== Exercise input
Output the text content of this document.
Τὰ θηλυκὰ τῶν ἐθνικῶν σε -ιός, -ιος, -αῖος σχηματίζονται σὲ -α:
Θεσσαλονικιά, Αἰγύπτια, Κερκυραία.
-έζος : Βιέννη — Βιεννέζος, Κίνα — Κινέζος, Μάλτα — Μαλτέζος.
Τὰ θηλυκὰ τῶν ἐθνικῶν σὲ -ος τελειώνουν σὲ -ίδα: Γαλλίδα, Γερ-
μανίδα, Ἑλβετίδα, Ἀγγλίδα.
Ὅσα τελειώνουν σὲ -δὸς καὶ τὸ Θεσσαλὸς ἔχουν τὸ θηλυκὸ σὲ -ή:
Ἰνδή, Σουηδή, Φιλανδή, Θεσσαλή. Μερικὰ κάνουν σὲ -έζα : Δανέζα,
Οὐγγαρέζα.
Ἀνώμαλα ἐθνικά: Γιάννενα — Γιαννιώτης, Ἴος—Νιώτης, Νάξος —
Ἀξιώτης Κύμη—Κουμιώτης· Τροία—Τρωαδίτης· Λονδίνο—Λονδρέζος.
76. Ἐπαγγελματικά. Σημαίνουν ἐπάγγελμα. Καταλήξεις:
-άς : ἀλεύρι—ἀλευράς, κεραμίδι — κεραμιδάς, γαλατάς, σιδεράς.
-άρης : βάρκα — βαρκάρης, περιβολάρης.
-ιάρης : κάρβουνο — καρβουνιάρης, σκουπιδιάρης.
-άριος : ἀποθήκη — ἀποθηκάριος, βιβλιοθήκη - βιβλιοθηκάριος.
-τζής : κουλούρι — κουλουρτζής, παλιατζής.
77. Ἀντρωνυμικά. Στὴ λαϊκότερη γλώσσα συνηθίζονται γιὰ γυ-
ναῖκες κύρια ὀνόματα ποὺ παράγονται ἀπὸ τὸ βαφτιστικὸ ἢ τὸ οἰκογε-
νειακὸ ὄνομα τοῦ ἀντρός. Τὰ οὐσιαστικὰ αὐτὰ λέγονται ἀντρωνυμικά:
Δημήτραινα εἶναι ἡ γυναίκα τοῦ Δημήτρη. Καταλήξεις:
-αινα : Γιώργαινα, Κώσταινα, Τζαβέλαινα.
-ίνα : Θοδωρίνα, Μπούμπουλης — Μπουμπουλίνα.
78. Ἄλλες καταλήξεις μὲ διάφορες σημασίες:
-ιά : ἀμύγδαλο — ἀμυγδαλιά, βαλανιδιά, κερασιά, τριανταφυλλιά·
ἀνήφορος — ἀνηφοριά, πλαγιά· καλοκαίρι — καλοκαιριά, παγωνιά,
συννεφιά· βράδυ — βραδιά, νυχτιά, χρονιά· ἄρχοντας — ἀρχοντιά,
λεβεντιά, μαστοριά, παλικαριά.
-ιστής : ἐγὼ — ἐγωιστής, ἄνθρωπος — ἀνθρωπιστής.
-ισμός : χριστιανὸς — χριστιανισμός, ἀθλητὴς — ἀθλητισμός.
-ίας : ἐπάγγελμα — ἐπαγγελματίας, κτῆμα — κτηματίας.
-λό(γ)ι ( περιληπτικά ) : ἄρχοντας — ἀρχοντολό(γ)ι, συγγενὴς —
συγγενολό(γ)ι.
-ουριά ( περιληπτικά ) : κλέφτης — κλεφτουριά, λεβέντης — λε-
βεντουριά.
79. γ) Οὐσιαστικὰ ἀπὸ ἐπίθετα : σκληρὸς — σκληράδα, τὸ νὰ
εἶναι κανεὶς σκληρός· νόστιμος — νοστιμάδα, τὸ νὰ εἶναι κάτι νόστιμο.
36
====
◆ Short task: Reproduce the complete data exactly as presented above.

◆ Answer to the problem:
Output the text content of this document.
Τὰ θηλυκὰ τῶν ἐθνικῶν σε -ιός, -ιος, -αῖος σχηματίζονται σὲ -α:
Θεσσαλονικιά, Αἰγύπτια, Κερκυραία.
-έζος : Βιέννη — Βιεννέζος, Κίνα — Κινέζος, Μάλτα — Μαλτέζος.
Τὰ θηλυκὰ τῶν ἐθνικῶν σὲ -ος τελειώνουν σὲ -ίδα: Γαλλίδα, Γερ-
μανίδα, Ἑλβετίδα, Ἀγγλίδα.
Ὅσα τελειώνουν σὲ -δὸς καὶ τὸ Θεσσαλὸς ἔχουν τὸ θηλυκὸ σὲ -ή:
Ἰνδή, Σουηδή, Φιλανδή, Θεσσαλή. Μερικὰ κάνουν σὲ -έζα : Δανέζα,
Οὐγγαρέζα.
Ἀνώμαλα ἐθνικά: Γιάννενα — Γιαννιώτης, Ἴος—Νιώτης, Νάξος —
Ἀξιώτης Κύμη—Κουμιώτης· Τροία—Τρωαδίτης· Λονδίνο—Λονδρέζος.
76. Ἐπαγγελματικά. Σημαίνουν ἐπάγγελμα. Καταλήξεις:
-άς : ἀλεύρι—ἀλευράς, κεραμίδι — κεραμιδάς, γαλατάς, σιδεράς.
-άρης : βάρκα — βαρκάρης, περιβολάρης.
-ιάρης : κάρβουνο — καρβουνιάρης, σκουπιδιάρης.
-άριος : ἀποθήκη — ἀποθηκάριος, βιβλιοθήκη - βιβλιοθηκάριος.
-τζής : κουλούρι — κουλουρτζής, παλιατζής.
77. Ἀντρωνυμικά. Στὴ λαϊκότερη γλώσσα συνηθίζονται γιὰ γυ-
ναῖκες κύρια ὀνόματα ποὺ παράγονται ἀπὸ τὸ βαφτιστικὸ ἢ τὸ οἰκογε-
νειακὸ ὄνομα τοῦ ἀντρός. Τὰ οὐσιαστικὰ αὐτὰ λέγονται ἀντρωνυμικά:
Δημήτραινα εἶναι ἡ γυναίκα τοῦ Δημήτρη. Καταλήξεις:
-αινα : Γιώργαινα, Κώσταινα, Τζαβέλαινα.
-ίνα : Θοδωρίνα, Μπούμπουλης — Μπουμπουλίνα.
78. Ἄλλες καταλήξεις μὲ διάφορες σημασίες:
-ιά : ἀμύγδαλο — ἀμυγδαλιά, βαλανιδιά, κερασιά, τριανταφυλλιά·
ἀνήφορος — ἀνηφοριά, πλαγιά· καλοκαίρι — καλοκαιριά, παγωνιά,
συννεφιά· βράδυ — βραδιά, νυχτιά, χρονιά· ἄρχοντας — ἀρχοντιά,
λεβεντιά, μαστοριά, παλικαριά.
-ιστής : ἐγὼ — ἐγωιστής, ἄνθρωπος — ἀνθρωπιστής.
-ισμός : χριστιανὸς — χριστιανισμός, ἀθλητὴς — ἀθλητισμός.
-ίας : ἐπάγγελμα — ἐπαγγελματίας, κτῆμα — κτηματίας.
-λό(γ)ι ( περιληπτικά ) : ἄρχοντας — ἀρχοντολό(γ)ι, συγγενὴς —
συγγενολό(γ)ι.
-ουριά ( περιληπτικά ) : κλέφτης — κλεφτουριά, λεβέντης — λε-
βεντουριά.
79. γ) Οὐσιαστικὰ ἀπὸ ἐπίθετα : σκληρὸς — σκληράδα, τὸ νὰ
εἶναι κανεὶς σκληρός· νόστιμος — νοστιμάδα, τὸ νὰ εἶναι κάτι νόστιμο.
36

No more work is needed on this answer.